**What is required**
In the material below, the lines containing the word "Wien" are required; copy each of them.

**Given information**
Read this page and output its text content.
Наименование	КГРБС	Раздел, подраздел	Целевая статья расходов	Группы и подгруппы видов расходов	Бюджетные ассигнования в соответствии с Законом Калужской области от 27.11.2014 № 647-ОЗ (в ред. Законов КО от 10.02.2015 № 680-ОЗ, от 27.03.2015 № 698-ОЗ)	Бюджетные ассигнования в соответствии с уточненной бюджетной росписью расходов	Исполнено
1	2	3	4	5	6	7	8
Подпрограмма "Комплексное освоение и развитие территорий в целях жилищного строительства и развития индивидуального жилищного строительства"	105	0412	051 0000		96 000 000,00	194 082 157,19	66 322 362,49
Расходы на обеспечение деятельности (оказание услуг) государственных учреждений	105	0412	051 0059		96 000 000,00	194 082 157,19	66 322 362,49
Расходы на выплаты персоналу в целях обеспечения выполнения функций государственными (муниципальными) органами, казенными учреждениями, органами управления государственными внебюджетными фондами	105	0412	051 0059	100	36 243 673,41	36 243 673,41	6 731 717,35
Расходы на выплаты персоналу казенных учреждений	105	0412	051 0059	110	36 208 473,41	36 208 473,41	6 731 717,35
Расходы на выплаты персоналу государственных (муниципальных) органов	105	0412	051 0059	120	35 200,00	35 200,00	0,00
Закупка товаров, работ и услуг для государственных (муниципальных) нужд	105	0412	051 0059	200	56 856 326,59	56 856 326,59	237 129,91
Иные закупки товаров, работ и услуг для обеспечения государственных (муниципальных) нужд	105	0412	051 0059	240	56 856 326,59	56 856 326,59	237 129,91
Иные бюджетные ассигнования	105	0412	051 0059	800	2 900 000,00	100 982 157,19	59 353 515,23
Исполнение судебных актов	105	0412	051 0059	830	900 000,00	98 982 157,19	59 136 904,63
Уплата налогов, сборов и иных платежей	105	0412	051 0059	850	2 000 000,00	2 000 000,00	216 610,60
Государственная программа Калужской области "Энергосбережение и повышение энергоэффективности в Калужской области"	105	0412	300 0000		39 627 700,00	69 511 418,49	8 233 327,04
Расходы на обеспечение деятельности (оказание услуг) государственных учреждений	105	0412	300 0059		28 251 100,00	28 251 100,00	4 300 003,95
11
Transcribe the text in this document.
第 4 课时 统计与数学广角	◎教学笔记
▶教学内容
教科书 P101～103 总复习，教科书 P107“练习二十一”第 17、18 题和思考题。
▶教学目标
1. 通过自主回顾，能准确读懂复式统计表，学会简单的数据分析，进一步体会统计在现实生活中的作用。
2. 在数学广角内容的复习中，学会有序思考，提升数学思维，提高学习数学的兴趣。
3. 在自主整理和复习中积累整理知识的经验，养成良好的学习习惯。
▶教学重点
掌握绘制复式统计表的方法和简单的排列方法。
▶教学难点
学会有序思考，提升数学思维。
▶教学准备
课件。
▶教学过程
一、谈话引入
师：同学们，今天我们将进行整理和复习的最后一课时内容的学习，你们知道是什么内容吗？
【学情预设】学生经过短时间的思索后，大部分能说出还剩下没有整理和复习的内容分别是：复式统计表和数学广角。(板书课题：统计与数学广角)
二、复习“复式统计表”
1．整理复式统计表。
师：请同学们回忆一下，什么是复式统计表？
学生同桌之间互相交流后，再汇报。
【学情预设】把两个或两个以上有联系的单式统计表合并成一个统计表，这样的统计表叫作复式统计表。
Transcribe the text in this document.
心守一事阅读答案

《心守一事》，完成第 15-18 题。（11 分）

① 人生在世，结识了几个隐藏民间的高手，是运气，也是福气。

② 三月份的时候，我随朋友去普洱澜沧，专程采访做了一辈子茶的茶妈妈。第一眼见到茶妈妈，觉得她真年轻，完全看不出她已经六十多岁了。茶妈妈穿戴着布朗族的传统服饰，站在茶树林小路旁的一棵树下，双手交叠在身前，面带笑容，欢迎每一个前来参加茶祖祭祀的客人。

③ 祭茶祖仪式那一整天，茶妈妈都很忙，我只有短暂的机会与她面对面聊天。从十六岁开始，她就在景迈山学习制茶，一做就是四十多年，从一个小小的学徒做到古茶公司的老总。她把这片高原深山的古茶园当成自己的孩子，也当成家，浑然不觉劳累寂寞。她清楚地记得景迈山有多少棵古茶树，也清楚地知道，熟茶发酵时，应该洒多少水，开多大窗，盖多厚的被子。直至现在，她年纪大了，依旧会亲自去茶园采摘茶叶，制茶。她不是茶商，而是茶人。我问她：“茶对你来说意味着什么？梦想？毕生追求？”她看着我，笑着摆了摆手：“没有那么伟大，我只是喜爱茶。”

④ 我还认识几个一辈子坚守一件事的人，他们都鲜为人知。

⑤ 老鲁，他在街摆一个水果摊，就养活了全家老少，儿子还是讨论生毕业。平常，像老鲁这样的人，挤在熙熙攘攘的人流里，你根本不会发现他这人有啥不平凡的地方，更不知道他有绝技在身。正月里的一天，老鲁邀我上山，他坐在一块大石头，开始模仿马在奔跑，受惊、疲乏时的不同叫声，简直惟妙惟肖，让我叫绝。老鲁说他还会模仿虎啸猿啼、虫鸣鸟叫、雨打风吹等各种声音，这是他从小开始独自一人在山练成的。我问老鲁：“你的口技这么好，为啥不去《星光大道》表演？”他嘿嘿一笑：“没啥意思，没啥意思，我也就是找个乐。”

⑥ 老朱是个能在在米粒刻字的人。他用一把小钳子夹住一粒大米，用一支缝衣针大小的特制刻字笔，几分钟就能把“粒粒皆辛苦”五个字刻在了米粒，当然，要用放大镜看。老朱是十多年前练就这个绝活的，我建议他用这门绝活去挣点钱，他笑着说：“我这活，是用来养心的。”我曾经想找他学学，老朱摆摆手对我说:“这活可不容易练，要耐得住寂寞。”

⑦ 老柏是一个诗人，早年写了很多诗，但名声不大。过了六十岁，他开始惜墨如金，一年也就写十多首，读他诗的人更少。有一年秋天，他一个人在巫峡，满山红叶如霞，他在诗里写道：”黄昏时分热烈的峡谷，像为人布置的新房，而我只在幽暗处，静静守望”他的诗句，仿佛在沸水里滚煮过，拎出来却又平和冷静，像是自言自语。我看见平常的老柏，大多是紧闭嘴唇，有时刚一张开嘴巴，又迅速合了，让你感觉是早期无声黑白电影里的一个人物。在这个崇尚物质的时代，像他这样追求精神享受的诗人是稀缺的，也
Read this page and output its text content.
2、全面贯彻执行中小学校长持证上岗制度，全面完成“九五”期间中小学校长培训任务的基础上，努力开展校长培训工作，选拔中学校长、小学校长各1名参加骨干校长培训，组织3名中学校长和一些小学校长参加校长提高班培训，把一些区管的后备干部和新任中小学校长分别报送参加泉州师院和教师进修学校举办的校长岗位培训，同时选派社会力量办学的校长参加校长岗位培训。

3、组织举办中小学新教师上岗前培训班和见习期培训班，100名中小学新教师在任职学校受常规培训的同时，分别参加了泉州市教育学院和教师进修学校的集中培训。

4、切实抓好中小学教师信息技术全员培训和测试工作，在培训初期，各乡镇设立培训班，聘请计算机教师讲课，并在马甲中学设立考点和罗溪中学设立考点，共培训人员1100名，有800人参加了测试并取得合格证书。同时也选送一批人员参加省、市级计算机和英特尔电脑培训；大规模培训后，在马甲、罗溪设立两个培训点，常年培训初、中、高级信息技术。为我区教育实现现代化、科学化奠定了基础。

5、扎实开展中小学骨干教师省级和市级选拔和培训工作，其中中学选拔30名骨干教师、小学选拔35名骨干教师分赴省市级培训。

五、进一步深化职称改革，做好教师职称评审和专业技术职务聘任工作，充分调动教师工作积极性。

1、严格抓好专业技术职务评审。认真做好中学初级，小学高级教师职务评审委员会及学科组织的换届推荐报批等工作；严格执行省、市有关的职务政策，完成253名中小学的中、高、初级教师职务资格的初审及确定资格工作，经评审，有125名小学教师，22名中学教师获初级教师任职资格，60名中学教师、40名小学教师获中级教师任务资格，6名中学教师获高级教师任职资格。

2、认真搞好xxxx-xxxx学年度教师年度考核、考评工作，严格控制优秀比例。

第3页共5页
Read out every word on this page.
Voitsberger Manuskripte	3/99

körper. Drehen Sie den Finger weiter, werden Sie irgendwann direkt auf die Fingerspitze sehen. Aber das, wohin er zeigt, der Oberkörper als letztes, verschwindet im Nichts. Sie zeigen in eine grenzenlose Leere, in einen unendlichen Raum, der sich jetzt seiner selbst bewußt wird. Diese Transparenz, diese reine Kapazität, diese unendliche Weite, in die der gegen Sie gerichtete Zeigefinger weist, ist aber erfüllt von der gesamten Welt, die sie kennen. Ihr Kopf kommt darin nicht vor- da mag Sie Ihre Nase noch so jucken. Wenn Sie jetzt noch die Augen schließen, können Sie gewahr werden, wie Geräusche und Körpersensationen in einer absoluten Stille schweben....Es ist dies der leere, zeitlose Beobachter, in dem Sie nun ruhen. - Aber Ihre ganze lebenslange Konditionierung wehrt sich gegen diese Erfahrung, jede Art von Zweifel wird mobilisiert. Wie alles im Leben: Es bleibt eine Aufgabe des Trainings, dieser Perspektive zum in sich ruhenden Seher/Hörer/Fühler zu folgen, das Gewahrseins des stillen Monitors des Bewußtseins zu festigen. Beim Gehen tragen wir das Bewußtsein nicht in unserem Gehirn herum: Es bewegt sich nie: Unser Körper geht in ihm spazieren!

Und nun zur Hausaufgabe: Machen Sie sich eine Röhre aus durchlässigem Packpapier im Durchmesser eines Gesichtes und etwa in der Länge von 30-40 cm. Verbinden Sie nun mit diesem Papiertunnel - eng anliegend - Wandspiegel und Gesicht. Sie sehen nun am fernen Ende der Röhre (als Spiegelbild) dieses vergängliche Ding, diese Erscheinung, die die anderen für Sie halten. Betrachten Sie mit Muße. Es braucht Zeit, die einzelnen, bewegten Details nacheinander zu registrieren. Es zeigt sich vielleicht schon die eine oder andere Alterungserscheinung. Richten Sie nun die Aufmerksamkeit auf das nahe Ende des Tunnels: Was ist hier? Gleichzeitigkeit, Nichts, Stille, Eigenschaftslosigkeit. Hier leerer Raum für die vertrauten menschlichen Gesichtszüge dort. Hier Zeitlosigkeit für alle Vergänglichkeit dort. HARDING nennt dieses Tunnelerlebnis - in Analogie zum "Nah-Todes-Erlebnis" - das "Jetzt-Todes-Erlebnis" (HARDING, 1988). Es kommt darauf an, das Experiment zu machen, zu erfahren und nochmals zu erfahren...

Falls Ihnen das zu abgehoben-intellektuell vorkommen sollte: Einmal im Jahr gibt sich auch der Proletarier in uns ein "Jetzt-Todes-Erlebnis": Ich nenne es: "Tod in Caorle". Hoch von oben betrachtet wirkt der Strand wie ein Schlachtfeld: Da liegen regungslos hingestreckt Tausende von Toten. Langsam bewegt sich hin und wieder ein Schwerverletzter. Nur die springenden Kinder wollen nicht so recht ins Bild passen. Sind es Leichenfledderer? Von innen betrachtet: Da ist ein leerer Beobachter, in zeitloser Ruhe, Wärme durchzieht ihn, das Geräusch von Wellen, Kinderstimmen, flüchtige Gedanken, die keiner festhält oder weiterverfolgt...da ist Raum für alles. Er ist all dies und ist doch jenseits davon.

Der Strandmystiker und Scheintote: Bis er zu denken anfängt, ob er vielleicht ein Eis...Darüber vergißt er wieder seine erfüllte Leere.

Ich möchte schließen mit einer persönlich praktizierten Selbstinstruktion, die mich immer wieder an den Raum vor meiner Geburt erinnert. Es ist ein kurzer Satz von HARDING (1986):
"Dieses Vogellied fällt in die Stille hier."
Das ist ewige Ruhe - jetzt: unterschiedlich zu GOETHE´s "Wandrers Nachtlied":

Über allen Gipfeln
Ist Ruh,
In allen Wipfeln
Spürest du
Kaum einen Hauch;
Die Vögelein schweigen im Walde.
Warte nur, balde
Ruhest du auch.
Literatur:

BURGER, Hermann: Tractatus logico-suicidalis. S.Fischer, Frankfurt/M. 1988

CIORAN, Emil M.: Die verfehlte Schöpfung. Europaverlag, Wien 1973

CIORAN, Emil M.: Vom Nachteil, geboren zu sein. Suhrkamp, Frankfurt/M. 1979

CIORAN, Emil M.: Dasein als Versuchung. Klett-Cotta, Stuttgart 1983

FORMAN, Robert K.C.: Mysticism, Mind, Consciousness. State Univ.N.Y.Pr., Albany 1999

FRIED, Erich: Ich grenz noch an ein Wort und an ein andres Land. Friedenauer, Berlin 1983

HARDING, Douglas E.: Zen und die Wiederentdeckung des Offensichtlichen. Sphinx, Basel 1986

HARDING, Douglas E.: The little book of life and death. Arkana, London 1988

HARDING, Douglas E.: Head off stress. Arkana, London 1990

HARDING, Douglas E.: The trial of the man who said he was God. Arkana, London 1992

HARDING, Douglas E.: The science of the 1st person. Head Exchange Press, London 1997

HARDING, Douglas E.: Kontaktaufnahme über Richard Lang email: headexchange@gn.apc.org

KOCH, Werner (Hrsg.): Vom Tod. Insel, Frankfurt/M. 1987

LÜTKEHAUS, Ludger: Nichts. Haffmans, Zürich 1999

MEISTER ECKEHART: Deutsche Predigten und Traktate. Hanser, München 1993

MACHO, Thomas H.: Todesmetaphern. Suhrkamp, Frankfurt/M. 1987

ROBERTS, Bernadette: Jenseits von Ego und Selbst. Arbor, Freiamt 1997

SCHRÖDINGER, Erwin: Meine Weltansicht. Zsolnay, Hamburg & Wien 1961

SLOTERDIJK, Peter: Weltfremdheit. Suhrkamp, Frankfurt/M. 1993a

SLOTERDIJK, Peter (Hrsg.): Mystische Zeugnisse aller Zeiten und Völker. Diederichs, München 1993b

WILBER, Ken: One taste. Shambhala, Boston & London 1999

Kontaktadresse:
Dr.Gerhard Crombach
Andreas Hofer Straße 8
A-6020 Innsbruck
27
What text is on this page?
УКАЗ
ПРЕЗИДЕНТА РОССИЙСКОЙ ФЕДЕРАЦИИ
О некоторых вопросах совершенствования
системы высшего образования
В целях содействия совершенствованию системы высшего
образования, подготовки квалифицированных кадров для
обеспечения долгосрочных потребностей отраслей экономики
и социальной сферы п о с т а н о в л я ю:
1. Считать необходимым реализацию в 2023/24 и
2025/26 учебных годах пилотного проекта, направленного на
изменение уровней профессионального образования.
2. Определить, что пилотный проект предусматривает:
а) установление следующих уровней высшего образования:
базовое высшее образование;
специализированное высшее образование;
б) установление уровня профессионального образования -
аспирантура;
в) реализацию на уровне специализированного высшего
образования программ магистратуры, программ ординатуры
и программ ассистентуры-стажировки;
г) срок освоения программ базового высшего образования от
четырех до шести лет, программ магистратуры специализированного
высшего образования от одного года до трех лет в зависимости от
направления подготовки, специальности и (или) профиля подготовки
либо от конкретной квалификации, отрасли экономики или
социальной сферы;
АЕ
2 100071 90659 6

**Answer to this exercise**
CIORAN, Emil M.: Die verfehlte Schöpfung. Europaverlag, Wien 1973
SCHRÖDINGER, Erwin: Meine Weltansicht. Zsolnay, Hamburg & Wien 1961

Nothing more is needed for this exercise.